Dataset excerpts:
---*---
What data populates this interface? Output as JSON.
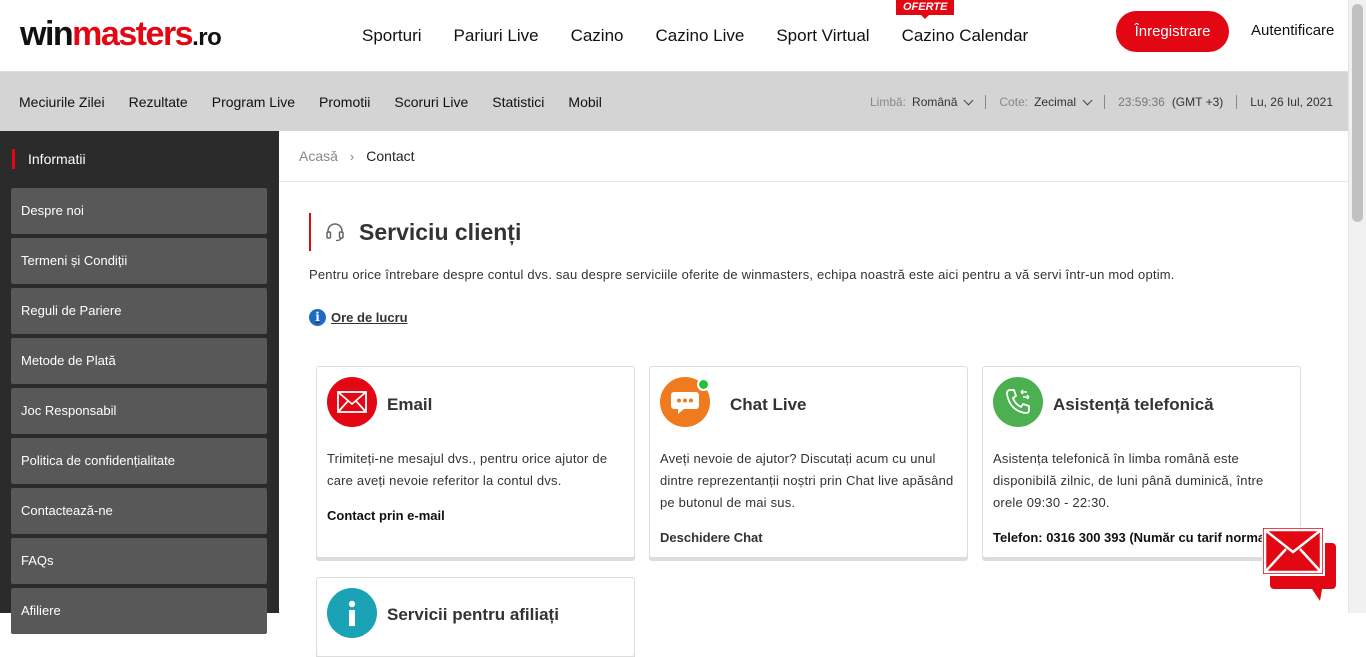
{
  "header": {
    "logo": {
      "part1": "win",
      "part2": "masters",
      "part3": ".ro"
    },
    "nav": [
      "Sporturi",
      "Pariuri Live",
      "Cazino",
      "Cazino Live",
      "Sport Virtual",
      "Cazino Calendar"
    ],
    "badge": "OFERTE",
    "register_label": "Înregistrare",
    "login_label": "Autentificare"
  },
  "subheader": {
    "nav": [
      "Meciurile Zilei",
      "Rezultate",
      "Program Live",
      "Promotii",
      "Scoruri Live",
      "Statistici",
      "Mobil"
    ],
    "language_label": "Limbă:",
    "language_value": "Română",
    "odds_label": "Cote:",
    "odds_value": "Zecimal",
    "time": "23:59:36",
    "timezone": "(GMT +3)",
    "date": "Lu, 26 Iul, 2021"
  },
  "sidebar": {
    "title": "Informatii",
    "items": [
      "Despre noi",
      "Termeni și Condiții",
      "Reguli de Pariere",
      "Metode de Plată",
      "Joc Responsabil",
      "Politica de confidențialitate",
      "Contactează-ne",
      "FAQs",
      "Afiliere"
    ]
  },
  "breadcrumb": {
    "home": "Acasă",
    "current": "Contact"
  },
  "section": {
    "title": "Serviciu clienți",
    "description": "Pentru orice întrebare despre contul dvs. sau despre serviciile oferite de winmasters, echipa noastră este aici pentru a vă servi într-un mod optim.",
    "hours_link": "Ore de lucru"
  },
  "cards": [
    {
      "title": "Email",
      "text": "Trimiteți-ne mesajul dvs., pentru orice ajutor de care aveți nevoie referitor la contul dvs.",
      "link": "Contact prin e-mail",
      "icon": "envelope-icon",
      "color": "#e30613"
    },
    {
      "title": "Chat Live",
      "text": "Aveți nevoie de ajutor? Discutați acum cu unul dintre reprezentanții noștri prin Chat live apăsând pe butonul de mai sus.",
      "link": "Deschidere Chat",
      "icon": "chat-bubble-icon",
      "color": "#f07a1e",
      "status": "online"
    },
    {
      "title": "Asistență telefonică",
      "text": "Asistența telefonică în limba română este disponibilă zilnic, de luni până duminică, între orele 09:30 - 22:30.",
      "link": "Telefon: 0316 300 393 (Număr cu tarif normal)",
      "icon": "phone-icon",
      "color": "#4caf50"
    },
    {
      "title": "Servicii pentru afiliați",
      "icon": "info-icon",
      "color": "#1aa3b5"
    }
  ],
  "colors": {
    "brand_red": "#e30613",
    "sidebar_bg": "#2b2b2b",
    "sidebar_item": "#585858",
    "subbar_bg": "#d4d4d4"
  }
}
---*---
■ Exercise aim ■
Locate each line with the word "icon" and copy it.

■ The solution ■
      "icon": "envelope-icon",
      "icon": "chat-bubble-icon",
      "icon": "phone-icon",
      "icon": "info-icon",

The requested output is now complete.